[The task] Write out verbatim the lines below, from the line containing "Patent image size: (1238, 931)." to the line containing "The dispensing outlet 253 is at (727, 778).", with both of those lines included.
-- begin Stored records --
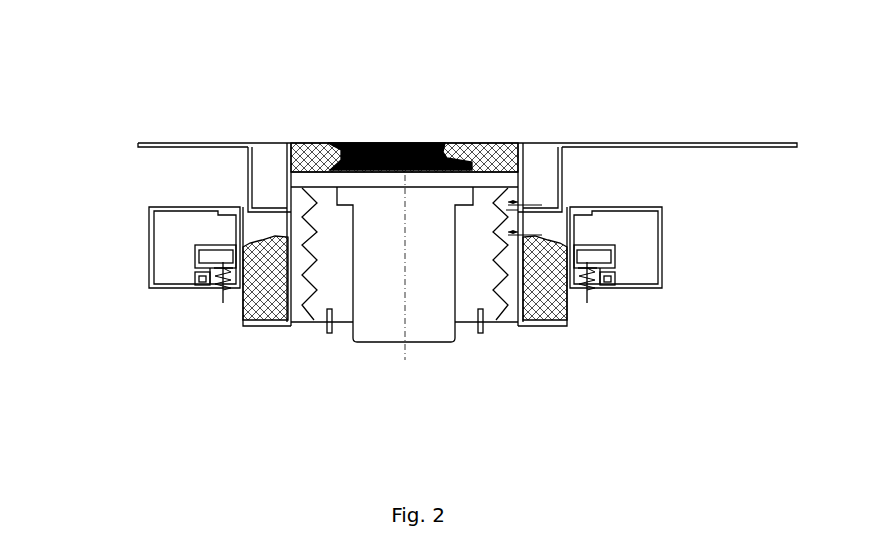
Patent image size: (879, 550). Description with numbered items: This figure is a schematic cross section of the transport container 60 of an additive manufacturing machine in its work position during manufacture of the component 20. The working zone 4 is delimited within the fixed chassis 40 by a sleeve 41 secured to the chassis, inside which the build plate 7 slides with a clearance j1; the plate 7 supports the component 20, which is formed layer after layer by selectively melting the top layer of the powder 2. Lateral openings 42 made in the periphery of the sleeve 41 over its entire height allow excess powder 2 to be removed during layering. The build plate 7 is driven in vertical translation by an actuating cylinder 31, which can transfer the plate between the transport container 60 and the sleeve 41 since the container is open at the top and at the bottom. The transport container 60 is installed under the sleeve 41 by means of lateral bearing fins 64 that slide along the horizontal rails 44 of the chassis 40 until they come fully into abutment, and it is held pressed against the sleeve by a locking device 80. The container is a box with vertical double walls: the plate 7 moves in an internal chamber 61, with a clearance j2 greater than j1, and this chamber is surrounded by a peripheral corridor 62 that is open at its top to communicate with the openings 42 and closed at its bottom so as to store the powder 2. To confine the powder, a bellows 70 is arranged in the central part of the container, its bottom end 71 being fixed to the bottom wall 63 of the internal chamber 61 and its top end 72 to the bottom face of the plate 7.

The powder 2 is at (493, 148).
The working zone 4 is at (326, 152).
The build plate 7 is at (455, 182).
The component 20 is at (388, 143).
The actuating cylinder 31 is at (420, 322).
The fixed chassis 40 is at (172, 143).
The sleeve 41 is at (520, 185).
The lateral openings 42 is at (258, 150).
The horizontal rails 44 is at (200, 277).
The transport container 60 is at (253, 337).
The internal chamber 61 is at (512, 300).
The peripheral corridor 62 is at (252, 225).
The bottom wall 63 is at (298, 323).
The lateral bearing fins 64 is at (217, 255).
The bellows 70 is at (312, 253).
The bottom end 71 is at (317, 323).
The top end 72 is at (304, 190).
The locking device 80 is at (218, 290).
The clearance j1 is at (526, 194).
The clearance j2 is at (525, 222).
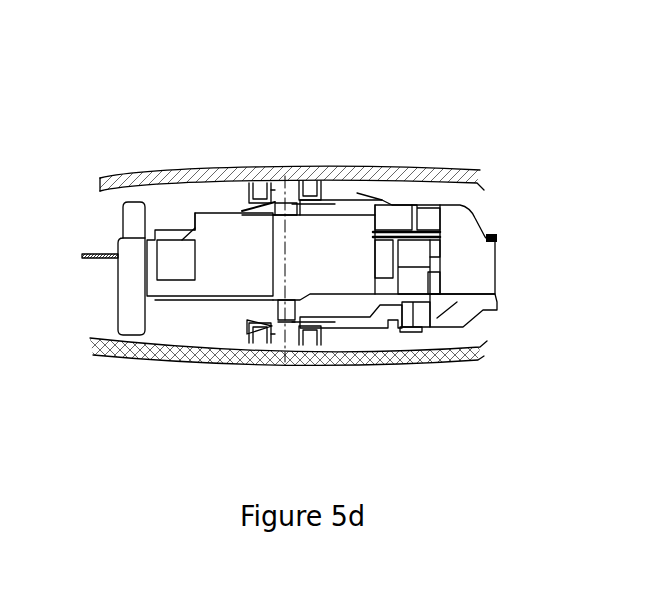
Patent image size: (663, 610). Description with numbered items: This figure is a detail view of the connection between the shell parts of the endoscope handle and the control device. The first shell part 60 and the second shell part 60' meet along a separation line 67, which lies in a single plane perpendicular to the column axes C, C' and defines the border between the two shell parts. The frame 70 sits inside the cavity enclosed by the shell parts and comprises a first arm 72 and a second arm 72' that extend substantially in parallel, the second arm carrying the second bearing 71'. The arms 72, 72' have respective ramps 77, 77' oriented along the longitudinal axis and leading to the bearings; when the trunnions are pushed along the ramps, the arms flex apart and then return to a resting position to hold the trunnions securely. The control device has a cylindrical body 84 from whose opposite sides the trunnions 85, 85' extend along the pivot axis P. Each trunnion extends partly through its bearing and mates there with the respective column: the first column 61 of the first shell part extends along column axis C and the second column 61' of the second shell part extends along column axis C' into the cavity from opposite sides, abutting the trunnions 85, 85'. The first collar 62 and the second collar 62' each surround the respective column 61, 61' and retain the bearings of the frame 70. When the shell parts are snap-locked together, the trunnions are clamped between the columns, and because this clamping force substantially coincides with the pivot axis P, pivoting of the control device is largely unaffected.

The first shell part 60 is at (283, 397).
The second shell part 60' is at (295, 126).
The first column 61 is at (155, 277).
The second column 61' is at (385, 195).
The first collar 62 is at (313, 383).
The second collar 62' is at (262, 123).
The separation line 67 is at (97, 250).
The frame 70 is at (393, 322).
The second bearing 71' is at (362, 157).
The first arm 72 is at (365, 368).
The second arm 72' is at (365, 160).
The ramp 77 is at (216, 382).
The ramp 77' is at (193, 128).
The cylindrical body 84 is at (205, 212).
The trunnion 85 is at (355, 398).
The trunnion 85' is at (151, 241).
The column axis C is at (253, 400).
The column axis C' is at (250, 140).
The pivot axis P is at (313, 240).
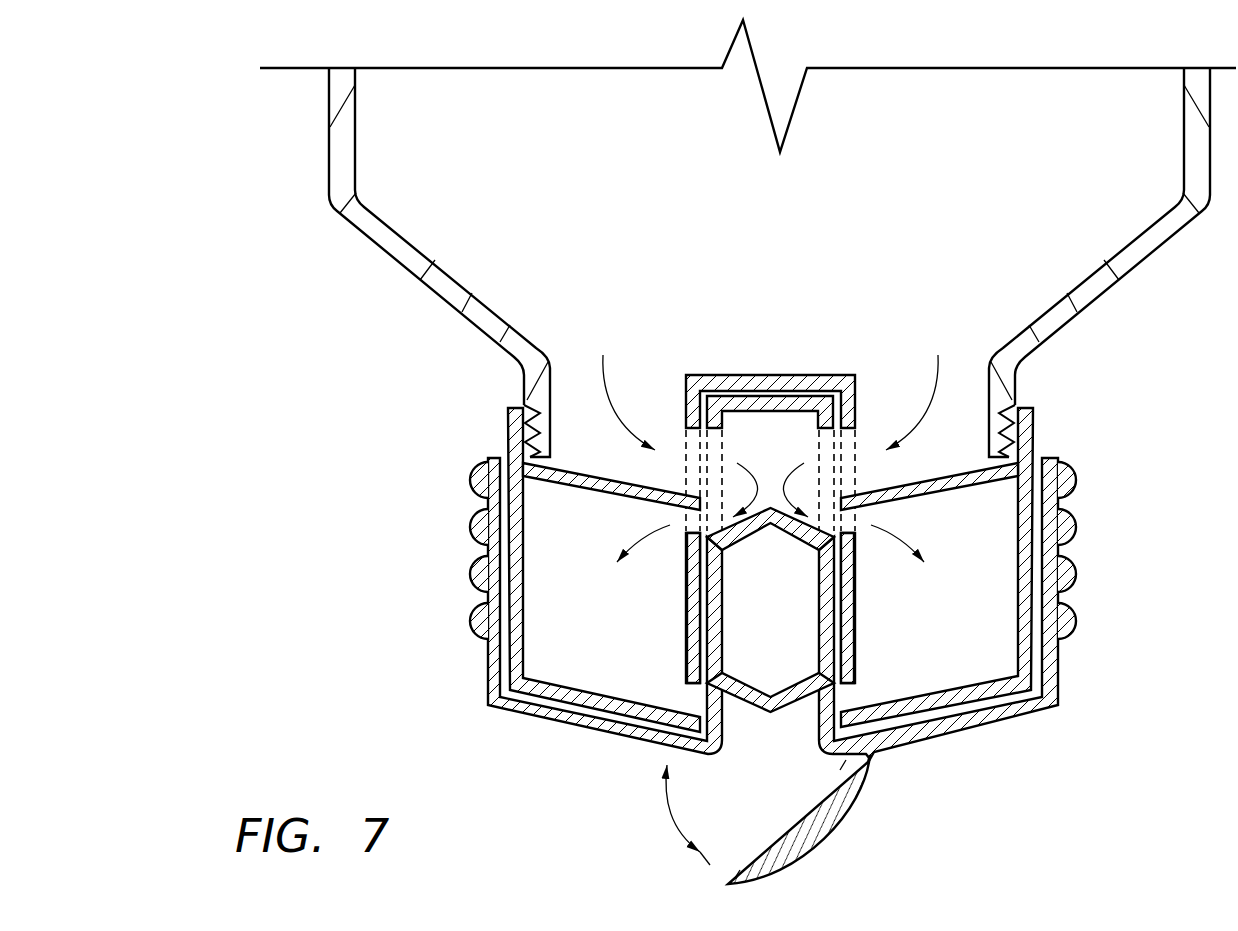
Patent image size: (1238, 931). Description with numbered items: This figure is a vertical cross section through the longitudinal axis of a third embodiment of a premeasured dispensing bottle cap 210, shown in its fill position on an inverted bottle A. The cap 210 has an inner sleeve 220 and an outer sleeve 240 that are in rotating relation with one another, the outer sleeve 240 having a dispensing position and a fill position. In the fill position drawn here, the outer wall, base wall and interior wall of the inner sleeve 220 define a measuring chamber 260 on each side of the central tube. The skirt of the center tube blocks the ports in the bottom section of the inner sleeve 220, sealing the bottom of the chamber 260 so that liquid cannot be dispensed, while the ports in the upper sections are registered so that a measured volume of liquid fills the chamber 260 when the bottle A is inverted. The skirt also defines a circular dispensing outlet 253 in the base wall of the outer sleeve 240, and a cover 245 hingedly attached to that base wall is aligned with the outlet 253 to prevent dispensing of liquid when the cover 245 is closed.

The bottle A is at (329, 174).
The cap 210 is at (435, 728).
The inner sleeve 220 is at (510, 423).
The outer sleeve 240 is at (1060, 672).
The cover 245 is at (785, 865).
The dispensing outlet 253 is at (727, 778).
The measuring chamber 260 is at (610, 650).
-- end Stored records --
[Task solution]
Patent image size: (1238, 931). Description with numbered items: This figure is a vertical cross section through the longitudinal axis of a third embodiment of a premeasured dispensing bottle cap 210, shown in its fill position on an inverted bottle A. The cap 210 has an inner sleeve 220 and an outer sleeve 240 that are in rotating relation with one another, the outer sleeve 240 having a dispensing position and a fill position. In the fill position drawn here, the outer wall, base wall and interior wall of the inner sleeve 220 define a measuring chamber 260 on each side of the central tube. The skirt of the center tube blocks the ports in the bottom section of the inner sleeve 220, sealing the bottom of the chamber 260 so that liquid cannot be dispensed, while the ports in the upper sections are registered so that a measured volume of liquid fills the chamber 260 when the bottle A is inverted. The skirt also defines a circular dispensing outlet 253 in the base wall of the outer sleeve 240, and a cover 245 hingedly attached to that base wall is aligned with the outlet 253 to prevent dispensing of liquid when the cover 245 is closed.

The bottle A is at (329, 174).
The cap 210 is at (435, 728).
The inner sleeve 220 is at (510, 423).
The outer sleeve 240 is at (1060, 672).
The cover 245 is at (785, 865).
The dispensing outlet 253 is at (727, 778).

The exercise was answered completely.